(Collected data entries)
# # # #
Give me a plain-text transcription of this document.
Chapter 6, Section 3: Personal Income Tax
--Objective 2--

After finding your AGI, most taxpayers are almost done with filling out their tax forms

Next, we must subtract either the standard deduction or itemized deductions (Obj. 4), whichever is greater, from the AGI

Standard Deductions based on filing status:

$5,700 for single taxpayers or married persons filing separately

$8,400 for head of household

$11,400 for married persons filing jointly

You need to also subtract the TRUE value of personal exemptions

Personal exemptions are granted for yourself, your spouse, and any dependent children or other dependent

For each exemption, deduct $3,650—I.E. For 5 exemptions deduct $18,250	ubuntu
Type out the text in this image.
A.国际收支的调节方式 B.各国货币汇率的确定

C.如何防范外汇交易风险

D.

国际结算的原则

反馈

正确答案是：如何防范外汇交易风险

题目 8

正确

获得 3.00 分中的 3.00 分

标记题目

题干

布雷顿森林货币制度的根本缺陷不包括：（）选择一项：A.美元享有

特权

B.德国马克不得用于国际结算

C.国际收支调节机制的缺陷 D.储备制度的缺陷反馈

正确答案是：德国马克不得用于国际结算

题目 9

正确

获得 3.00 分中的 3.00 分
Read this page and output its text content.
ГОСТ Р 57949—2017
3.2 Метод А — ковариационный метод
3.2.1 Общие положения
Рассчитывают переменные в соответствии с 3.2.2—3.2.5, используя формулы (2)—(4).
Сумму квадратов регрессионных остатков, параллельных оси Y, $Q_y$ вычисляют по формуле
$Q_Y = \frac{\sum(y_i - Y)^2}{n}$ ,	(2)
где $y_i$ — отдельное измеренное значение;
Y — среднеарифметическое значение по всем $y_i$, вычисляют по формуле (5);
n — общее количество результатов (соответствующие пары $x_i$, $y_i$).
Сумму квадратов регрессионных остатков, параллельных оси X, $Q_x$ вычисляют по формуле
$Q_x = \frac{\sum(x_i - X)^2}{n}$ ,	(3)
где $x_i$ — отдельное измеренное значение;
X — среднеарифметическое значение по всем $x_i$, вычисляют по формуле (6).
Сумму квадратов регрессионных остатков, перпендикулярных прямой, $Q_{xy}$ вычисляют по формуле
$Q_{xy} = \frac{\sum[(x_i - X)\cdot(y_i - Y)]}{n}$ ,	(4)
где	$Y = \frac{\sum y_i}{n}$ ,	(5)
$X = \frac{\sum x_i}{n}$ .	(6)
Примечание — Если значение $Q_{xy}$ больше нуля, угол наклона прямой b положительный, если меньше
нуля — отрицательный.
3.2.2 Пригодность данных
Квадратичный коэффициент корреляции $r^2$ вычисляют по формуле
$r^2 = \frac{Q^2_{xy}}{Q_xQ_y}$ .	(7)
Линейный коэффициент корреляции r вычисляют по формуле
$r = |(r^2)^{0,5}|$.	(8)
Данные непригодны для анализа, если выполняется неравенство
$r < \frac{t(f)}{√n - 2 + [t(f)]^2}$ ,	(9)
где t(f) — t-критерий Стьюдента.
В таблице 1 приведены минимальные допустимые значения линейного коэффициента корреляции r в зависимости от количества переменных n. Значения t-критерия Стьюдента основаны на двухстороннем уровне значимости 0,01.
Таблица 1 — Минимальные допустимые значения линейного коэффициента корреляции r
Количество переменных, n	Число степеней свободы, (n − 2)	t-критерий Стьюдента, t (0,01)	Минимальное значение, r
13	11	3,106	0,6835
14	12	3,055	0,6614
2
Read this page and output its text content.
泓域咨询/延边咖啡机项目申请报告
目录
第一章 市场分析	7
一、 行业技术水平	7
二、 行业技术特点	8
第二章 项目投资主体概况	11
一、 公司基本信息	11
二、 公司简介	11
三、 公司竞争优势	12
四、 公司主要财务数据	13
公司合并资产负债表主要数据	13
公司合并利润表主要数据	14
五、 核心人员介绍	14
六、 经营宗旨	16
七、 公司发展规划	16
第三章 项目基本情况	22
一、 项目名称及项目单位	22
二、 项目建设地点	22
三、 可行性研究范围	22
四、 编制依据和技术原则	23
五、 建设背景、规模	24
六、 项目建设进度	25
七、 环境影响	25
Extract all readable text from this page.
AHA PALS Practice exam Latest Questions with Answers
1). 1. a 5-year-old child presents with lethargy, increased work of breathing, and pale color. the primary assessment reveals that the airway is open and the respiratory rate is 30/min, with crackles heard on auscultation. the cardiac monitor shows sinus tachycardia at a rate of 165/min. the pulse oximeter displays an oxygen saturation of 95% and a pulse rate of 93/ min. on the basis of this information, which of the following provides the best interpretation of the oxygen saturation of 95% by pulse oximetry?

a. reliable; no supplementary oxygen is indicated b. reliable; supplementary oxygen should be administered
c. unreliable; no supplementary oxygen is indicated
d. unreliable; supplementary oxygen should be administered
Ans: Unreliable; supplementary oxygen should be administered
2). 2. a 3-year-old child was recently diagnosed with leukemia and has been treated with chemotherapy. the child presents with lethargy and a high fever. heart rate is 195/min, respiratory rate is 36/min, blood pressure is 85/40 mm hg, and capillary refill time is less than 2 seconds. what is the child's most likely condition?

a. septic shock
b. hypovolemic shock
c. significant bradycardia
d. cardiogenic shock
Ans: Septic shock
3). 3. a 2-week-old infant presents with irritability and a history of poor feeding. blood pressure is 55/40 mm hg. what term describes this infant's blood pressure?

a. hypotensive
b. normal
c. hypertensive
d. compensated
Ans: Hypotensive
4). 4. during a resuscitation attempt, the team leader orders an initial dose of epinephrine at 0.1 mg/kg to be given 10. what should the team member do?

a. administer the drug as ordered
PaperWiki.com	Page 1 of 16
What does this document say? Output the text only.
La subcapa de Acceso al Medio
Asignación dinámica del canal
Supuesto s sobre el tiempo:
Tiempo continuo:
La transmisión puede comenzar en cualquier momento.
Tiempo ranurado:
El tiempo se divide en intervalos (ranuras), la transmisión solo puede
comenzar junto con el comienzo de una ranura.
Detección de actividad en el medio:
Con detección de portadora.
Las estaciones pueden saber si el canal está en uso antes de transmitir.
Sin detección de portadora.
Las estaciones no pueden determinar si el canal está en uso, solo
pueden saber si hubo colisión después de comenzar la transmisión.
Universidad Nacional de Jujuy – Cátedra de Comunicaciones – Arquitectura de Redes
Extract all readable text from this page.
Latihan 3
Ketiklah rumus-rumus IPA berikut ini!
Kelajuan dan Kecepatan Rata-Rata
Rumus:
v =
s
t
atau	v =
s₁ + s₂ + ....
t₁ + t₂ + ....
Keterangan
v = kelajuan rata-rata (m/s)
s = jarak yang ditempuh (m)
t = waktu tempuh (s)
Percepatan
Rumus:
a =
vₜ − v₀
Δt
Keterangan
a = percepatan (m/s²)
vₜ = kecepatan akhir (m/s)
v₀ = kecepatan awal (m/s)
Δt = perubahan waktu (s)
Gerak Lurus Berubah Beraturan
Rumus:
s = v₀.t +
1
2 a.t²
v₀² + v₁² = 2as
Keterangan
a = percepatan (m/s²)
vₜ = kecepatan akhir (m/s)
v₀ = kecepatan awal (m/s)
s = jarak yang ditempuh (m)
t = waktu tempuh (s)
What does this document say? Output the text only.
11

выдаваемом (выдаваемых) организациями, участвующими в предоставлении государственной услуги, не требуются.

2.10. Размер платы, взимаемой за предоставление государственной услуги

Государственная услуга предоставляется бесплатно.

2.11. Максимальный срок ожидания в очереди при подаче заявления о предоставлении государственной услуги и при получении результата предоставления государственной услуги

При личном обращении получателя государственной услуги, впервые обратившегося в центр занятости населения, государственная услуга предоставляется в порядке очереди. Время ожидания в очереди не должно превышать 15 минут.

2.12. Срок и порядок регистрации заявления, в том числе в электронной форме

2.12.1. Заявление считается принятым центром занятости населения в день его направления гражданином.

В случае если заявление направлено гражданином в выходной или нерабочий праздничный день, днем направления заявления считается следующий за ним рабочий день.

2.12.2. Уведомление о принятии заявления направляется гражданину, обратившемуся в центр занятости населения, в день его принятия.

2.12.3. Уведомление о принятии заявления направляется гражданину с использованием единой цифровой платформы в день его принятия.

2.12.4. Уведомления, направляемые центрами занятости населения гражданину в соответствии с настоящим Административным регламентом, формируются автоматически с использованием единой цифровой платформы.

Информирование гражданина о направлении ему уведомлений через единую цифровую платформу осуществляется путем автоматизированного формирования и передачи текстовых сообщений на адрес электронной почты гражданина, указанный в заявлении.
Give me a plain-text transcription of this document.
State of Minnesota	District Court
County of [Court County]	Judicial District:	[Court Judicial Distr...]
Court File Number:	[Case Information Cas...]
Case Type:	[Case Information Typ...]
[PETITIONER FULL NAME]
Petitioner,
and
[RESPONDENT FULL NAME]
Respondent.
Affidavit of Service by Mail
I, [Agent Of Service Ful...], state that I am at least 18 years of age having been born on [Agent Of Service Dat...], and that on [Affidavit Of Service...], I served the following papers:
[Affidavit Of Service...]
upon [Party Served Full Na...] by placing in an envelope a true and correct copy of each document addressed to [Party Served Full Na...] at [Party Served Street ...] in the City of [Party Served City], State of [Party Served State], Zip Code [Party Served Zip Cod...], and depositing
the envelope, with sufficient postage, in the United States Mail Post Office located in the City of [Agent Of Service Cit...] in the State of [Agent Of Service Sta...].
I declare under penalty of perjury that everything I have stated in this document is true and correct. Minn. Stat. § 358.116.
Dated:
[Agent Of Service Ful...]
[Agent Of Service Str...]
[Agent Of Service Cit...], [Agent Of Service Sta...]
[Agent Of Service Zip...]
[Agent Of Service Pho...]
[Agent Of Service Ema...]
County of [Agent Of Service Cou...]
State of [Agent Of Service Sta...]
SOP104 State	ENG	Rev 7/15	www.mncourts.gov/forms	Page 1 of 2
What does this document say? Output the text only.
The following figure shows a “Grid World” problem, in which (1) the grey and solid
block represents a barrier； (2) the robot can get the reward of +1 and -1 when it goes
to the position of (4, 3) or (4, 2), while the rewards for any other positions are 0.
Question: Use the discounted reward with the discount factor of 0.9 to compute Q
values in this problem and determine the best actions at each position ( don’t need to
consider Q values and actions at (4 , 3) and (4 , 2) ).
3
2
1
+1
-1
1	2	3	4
# # # #
**WORK REQUIRED**
Go through the listing above and pull out each line containing the word "всем".

**ANSWER TO THE TASK**
Y — среднеарифметическое значение по всем $y_i$, вычисляют по формуле (5);
X — среднеарифметическое значение по всем $x_i$, вычисляют по формуле (6).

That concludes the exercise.